**What you should do**
For the material that follows, list every line containing the word "this".
--- start Records supplied ---
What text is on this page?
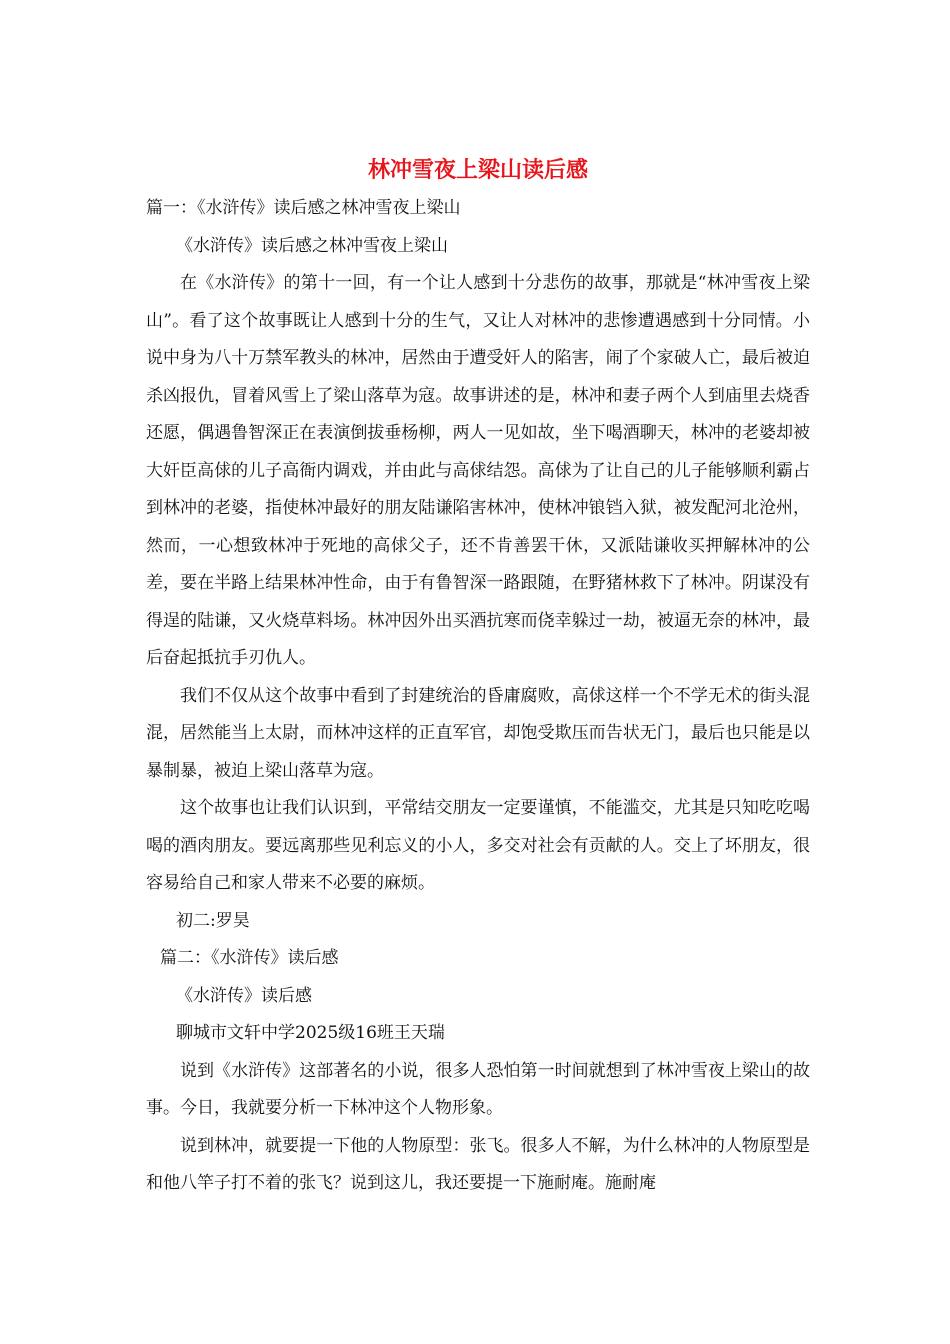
林冲雪夜上梁山读后感

篇一：《水浒传》读后感之林冲雪夜上梁山

《水浒传》读后感之林冲雪夜上梁山

在《水浒传》的第十一回，有一个让人感到十分悲伤的故事，那就是“林冲雪夜上梁山”。看了这个故事既让人感到十分的生气，又让人对林冲的悲惨遭遇感到十分同情。小说中身为八十万禁军教头的林冲，居然由于遭受奸人的陷害，闹了个家破人亡，最后被迫杀凶报仇，冒着风雪上了梁山落草为寇。故事讲述的是，林冲和妻子两个人到庙里去烧香还愿，偶遇鲁智深正在表演倒拔垂杨柳，两人一见如故，坐下喝酒聊天，林冲的老婆却被大奸臣高俅的儿子高衙内调戏，并由此与高俅结怨。高俅为了让自己的儿子能够顺利霸占到林冲的老婆，指使林冲最好的朋友陆谦陷害林冲，使林冲锒铛入狱，被发配河北沧州，然而，一心想致林冲于死地的高俅父子，还不肯善罢干休，又派陆谦收买押解林冲的公差，要在半路上结果林冲性命，由于有鲁智深一路跟随，在野猪林救下了林冲。阴谋没有得逞的陆谦，又火烧草料场。林冲因外出买酒抗寒而侥幸躲过一劫，被逼无奈的林冲，最后奋起抵抗手刃仇人。

我们不仅从这个故事中看到了封建统治的昏庸腐败，高俅这样一个不学无术的街头混混，居然能当上太尉，而林冲这样的正直军官，却饱受欺压而告状无门，最后也只能是以暴制暴，被迫上梁山落草为寇。

这个故事也让我们认识到，平常结交朋友一定要谨慎，不能滥交，尤其是只知吃吃喝喝的酒肉朋友。要远离那些见利忘义的小人，多交对社会有贡献的人。交上了坏朋友，很容易给自己和家人带来不必要的麻烦。

初二:罗昊

篇二：《水浒传》读后感

《水浒传》读后感

聊城市文轩中学2025级16班王天瑞

说到《水浒传》这部著名的小说，很多人恐怕第一时间就想到了林冲雪夜上梁山的故事。今日，我就要分析一下林冲这个人物形象。

说到林冲，就要提一下他的人物原型：张飞。很多人不解，为什么林冲的人物原型是和他八竿子打不着的张飞？说到这儿，我还要提一下施耐庵。施耐庵
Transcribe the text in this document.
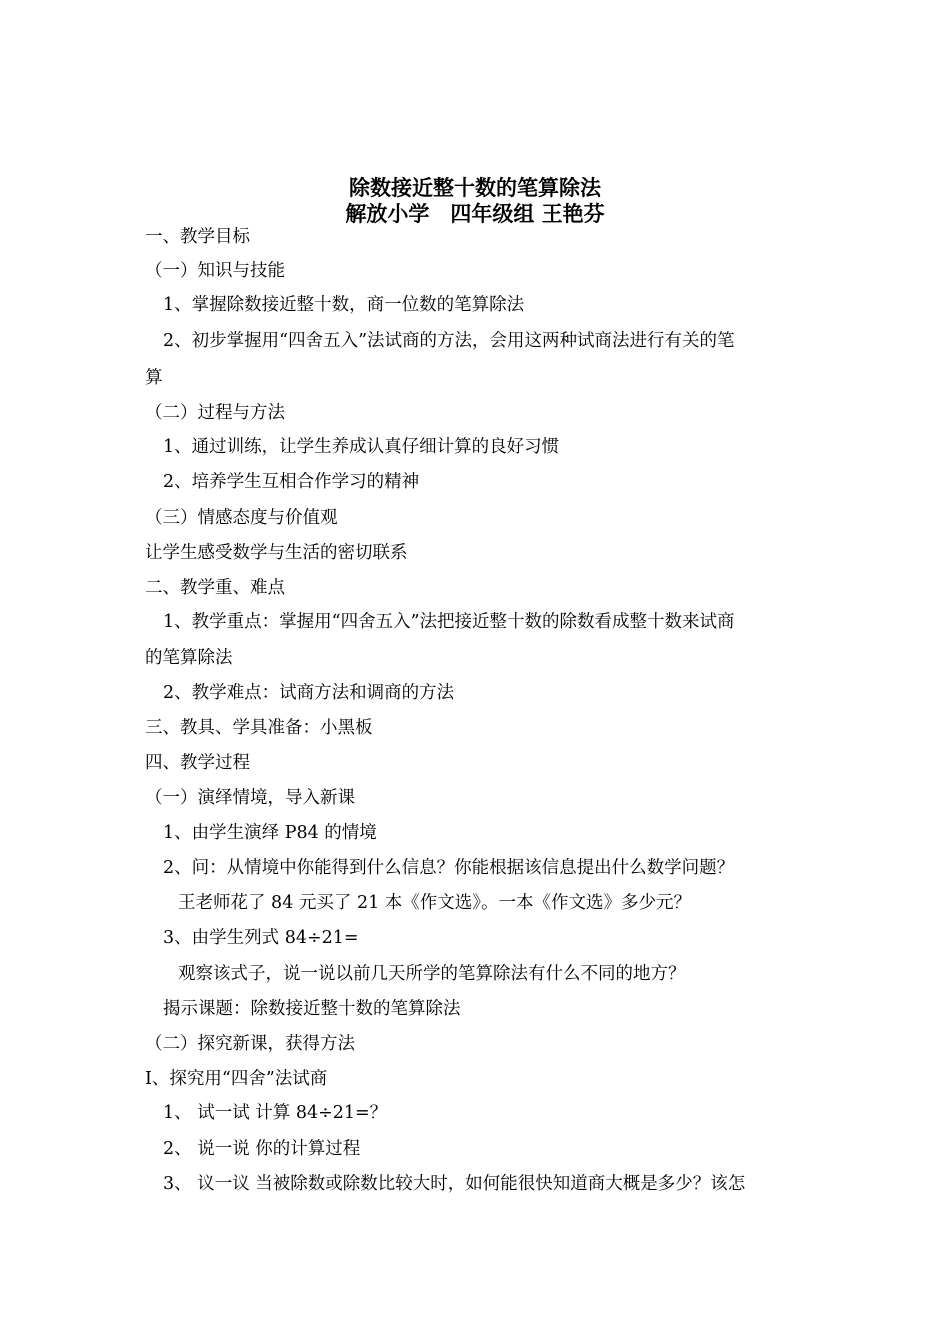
除数接近整十数的笔算除法
解放小学　四年级组 王艳芬
一、教学目标
（一）知识与技能
1、掌握除数接近整十数，商一位数的笔算除法
2、初步掌握用“四舍五入”法试商的方法，会用这两种试商法进行有关的笔
算
（二）过程与方法
1、通过训练，让学生养成认真仔细计算的良好习惯
2、培养学生互相合作学习的精神
（三）情感态度与价值观
让学生感受数学与生活的密切联系
二、教学重、难点
1、教学重点：掌握用“四舍五入”法把接近整十数的除数看成整十数来试商
的笔算除法
2、教学难点：试商方法和调商的方法
三、教具、学具准备：小黑板
四、教学过程
（一）演绎情境，导入新课
1、由学生演绎 P84 的情境
2、问：从情境中你能得到什么信息？你能根据该信息提出什么数学问题？
王老师花了 84 元买了 21 本《作文选》。一本《作文选》多少元？
3、由学生列式 84÷21=
观察该式子，说一说以前几天所学的笔算除法有什么不同的地方？
揭示课题：除数接近整十数的笔算除法
（二）探究新课，获得方法
Ⅰ、探究用“四舍”法试商
1、 试一试 计算 84÷21=？
2、 说一说 你的计算过程
3、 议一议 当被除数或除数比较大时，如何能很快知道商大概是多少？该怎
--- end Records supplied ---
**Full solution**
What text is on this page?
Transcribe the text in this document.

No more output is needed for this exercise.